(Data items)
— BEGIN —

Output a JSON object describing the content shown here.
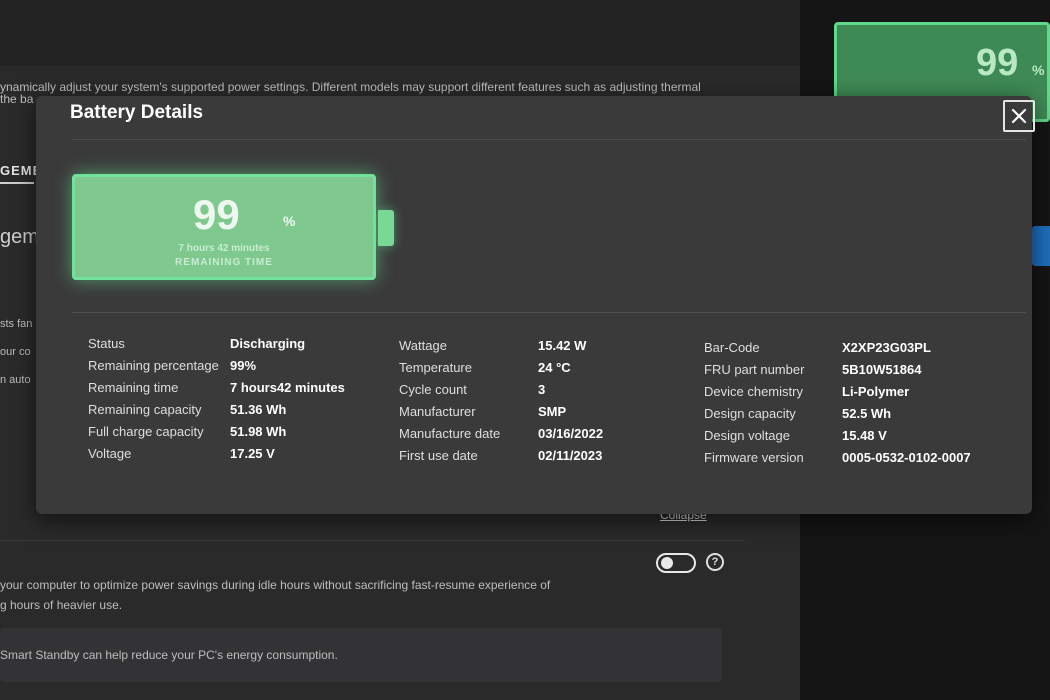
{
  "background": {
    "description_line1": "ynamically adjust your system's supported power settings. Different models may support different features such as adjusting thermal",
    "description_line2": "the ba",
    "tab_label": "GEME",
    "section_heading": "gem",
    "side_text1": "sts fan",
    "side_text2": "our co",
    "side_text3": "n auto",
    "collapse_link": "Collapse",
    "standby_desc_line1": "your computer to optimize power savings during idle hours without sacrificing fast-resume experience of",
    "standby_desc_line2": "g hours of heavier use.",
    "standby_info": "Smart Standby can help reduce your PC's energy consumption.",
    "help_symbol": "?",
    "mini_battery_percent": "99",
    "mini_battery_sign": "%",
    "toggle_state": "off"
  },
  "dialog": {
    "title": "Battery Details",
    "close_icon": "close-icon",
    "battery": {
      "percent": "99",
      "percent_sign": "%",
      "level": 0.99,
      "time_text": "7 hours 42 minutes",
      "remaining_label": "REMAINING TIME",
      "fill_color": "#7fc98f",
      "glow_color": "#72e29a"
    },
    "details": {
      "col1": [
        {
          "label": "Status",
          "value": "Discharging"
        },
        {
          "label": "Remaining percentage",
          "value": "99%"
        },
        {
          "label": "Remaining time",
          "value": "7 hours42 minutes"
        },
        {
          "label": "Remaining capacity",
          "value": "51.36 Wh"
        },
        {
          "label": "Full charge capacity",
          "value": "51.98 Wh"
        },
        {
          "label": "Voltage",
          "value": "17.25 V"
        }
      ],
      "col2": [
        {
          "label": "Wattage",
          "value": "15.42 W"
        },
        {
          "label": "Temperature",
          "value": "24 °C"
        },
        {
          "label": "Cycle count",
          "value": "3"
        },
        {
          "label": "Manufacturer",
          "value": "SMP"
        },
        {
          "label": "Manufacture date",
          "value": "03/16/2022"
        },
        {
          "label": "First use date",
          "value": "02/11/2023"
        }
      ],
      "col3": [
        {
          "label": "Bar-Code",
          "value": "X2XP23G03PL"
        },
        {
          "label": "FRU part number",
          "value": "5B10W51864"
        },
        {
          "label": "Device chemistry",
          "value": "Li-Polymer"
        },
        {
          "label": "Design capacity",
          "value": "52.5 Wh"
        },
        {
          "label": "Design voltage",
          "value": "15.48 V"
        },
        {
          "label": "Firmware version",
          "value": "0005-0532-0102-0007"
        }
      ]
    }
  }
}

— END —

Stated goal:
Print the complete listing exactly, apart from any pictures.

Task answer:
Output a JSON object describing the content shown here.
{
  "background": {
    "description_line1": "ynamically adjust your system's supported power settings. Different models may support different features such as adjusting thermal",
    "description_line2": "the ba",
    "tab_label": "GEME",
    "section_heading": "gem",
    "side_text1": "sts fan",
    "side_text2": "our co",
    "side_text3": "n auto",
    "collapse_link": "Collapse",
    "standby_desc_line1": "your computer to optimize power savings during idle hours without sacrificing fast-resume experience of",
    "standby_desc_line2": "g hours of heavier use.",
    "standby_info": "Smart Standby can help reduce your PC's energy consumption.",
    "help_symbol": "?",
    "mini_battery_percent": "99",
    "mini_battery_sign": "%",
    "toggle_state": "off"
  },
  "dialog": {
    "title": "Battery Details",
    "close_icon": "close-icon",
    "battery": {
      "percent": "99",
      "percent_sign": "%",
      "level": 0.99,
      "time_text": "7 hours 42 minutes",
      "remaining_label": "REMAINING TIME",
      "fill_color": "#7fc98f",
      "glow_color": "#72e29a"
    },
    "details": {
      "col1": [
        {
          "label": "Status",
          "value": "Discharging"
        },
        {
          "label": "Remaining percentage",
          "value": "99%"
        },
        {
          "label": "Remaining time",
          "value": "7 hours42 minutes"
        },
        {
          "label": "Remaining capacity",
          "value": "51.36 Wh"
        },
        {
          "label": "Full charge capacity",
          "value": "51.98 Wh"
        },
        {
          "label": "Voltage",
          "value": "17.25 V"
        }
      ],
      "col2": [
        {
          "label": "Wattage",
          "value": "15.42 W"
        },
        {
          "label": "Temperature",
          "value": "24 °C"
        },
        {
          "label": "Cycle count",
          "value": "3"
        },
        {
          "label": "Manufacturer",
          "value": "SMP"
        },
        {
          "label": "Manufacture date",
          "value": "03/16/2022"
        },
        {
          "label": "First use date",
          "value": "02/11/2023"
        }
      ],
      "col3": [
        {
          "label": "Bar-Code",
          "value": "X2XP23G03PL"
        },
        {
          "label": "FRU part number",
          "value": "5B10W51864"
        },
        {
          "label": "Device chemistry",
          "value": "Li-Polymer"
        },
        {
          "label": "Design capacity",
          "value": "52.5 Wh"
        },
        {
          "label": "Design voltage",
          "value": "15.48 V"
        },
        {
          "label": "Firmware version",
          "value": "0005-0532-0102-0007"
        }
      ]
    }
  }
}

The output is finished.